Where a line below holds the string "соглашении", copy that line.
↓
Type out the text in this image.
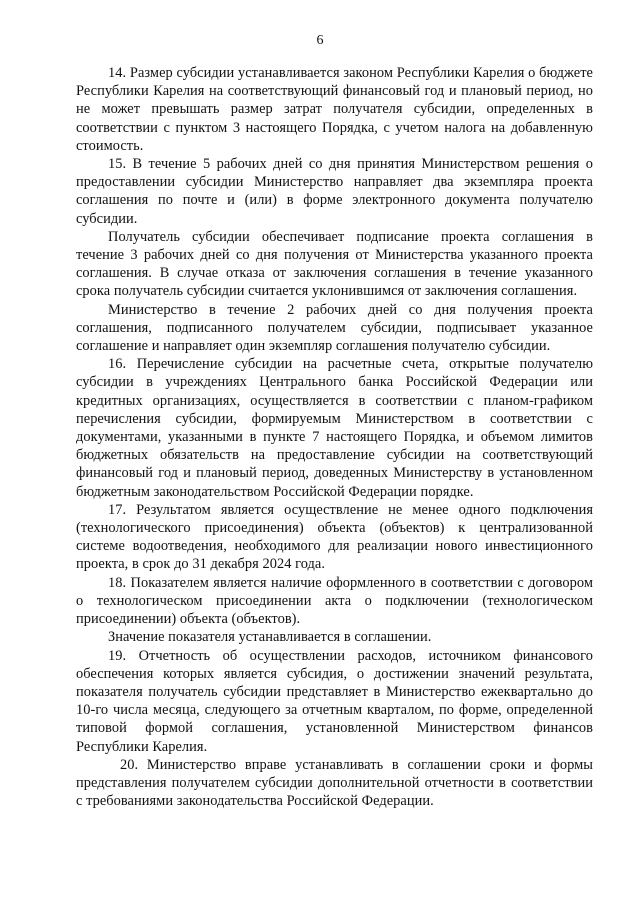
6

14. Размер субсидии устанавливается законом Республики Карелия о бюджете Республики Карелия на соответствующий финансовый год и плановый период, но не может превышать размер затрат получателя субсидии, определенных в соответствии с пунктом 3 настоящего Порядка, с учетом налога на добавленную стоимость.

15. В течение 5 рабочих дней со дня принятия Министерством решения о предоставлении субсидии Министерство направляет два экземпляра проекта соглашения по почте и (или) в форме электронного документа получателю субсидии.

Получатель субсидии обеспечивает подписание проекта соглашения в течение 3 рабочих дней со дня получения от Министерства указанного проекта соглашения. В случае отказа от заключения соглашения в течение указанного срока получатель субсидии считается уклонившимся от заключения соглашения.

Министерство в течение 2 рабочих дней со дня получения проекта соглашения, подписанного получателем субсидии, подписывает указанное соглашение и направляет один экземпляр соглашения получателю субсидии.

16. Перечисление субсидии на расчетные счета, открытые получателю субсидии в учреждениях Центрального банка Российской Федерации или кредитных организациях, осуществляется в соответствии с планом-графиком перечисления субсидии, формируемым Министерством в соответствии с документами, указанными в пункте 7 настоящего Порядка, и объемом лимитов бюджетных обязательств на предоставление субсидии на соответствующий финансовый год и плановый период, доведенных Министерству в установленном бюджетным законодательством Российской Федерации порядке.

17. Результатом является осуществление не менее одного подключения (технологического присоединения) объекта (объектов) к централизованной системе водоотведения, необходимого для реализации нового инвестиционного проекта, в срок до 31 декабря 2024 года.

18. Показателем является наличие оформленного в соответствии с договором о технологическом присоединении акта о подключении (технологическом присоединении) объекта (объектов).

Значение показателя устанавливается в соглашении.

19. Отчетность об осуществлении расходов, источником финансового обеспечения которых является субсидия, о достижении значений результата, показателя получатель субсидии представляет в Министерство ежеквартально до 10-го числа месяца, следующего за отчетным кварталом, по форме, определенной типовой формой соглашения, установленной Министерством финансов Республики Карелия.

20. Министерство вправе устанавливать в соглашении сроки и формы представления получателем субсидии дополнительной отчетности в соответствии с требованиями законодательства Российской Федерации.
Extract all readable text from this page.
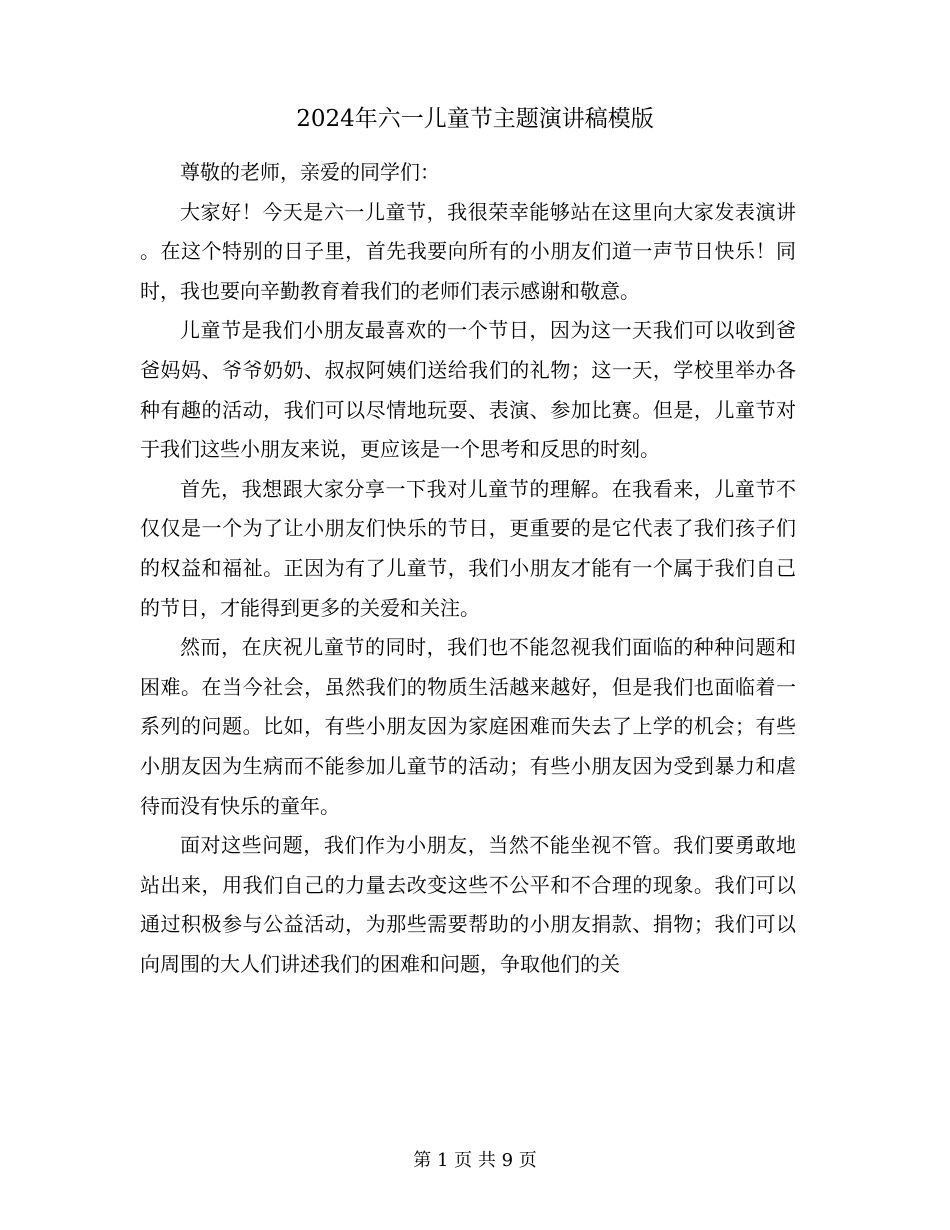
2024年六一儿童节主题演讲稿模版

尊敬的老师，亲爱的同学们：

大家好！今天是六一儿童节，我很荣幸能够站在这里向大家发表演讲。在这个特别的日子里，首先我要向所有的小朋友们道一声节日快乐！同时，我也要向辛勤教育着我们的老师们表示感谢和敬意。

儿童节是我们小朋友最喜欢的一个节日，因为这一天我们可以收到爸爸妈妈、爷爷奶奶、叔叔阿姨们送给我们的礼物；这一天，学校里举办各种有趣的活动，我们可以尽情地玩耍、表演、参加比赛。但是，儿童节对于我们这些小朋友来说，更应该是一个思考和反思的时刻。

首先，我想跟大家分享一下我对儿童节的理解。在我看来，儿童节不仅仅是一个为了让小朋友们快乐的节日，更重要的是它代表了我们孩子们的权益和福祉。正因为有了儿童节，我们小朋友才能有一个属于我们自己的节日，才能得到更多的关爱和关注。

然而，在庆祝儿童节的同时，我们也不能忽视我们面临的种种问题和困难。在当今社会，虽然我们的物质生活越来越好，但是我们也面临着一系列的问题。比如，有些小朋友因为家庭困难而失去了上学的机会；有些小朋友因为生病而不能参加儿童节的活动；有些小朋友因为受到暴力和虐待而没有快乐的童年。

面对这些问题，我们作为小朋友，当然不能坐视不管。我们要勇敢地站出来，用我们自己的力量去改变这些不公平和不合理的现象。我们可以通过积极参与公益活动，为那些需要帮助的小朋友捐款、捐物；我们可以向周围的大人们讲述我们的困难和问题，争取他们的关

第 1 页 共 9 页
↑
**Exercise answer**
Значение показателя устанавливается в соглашении.
20. Министерство вправе устанавливать в соглашении сроки и формы представления получателем субсидии дополнительной отчетности в соответствии с требованиями законодательства Российской Федерации.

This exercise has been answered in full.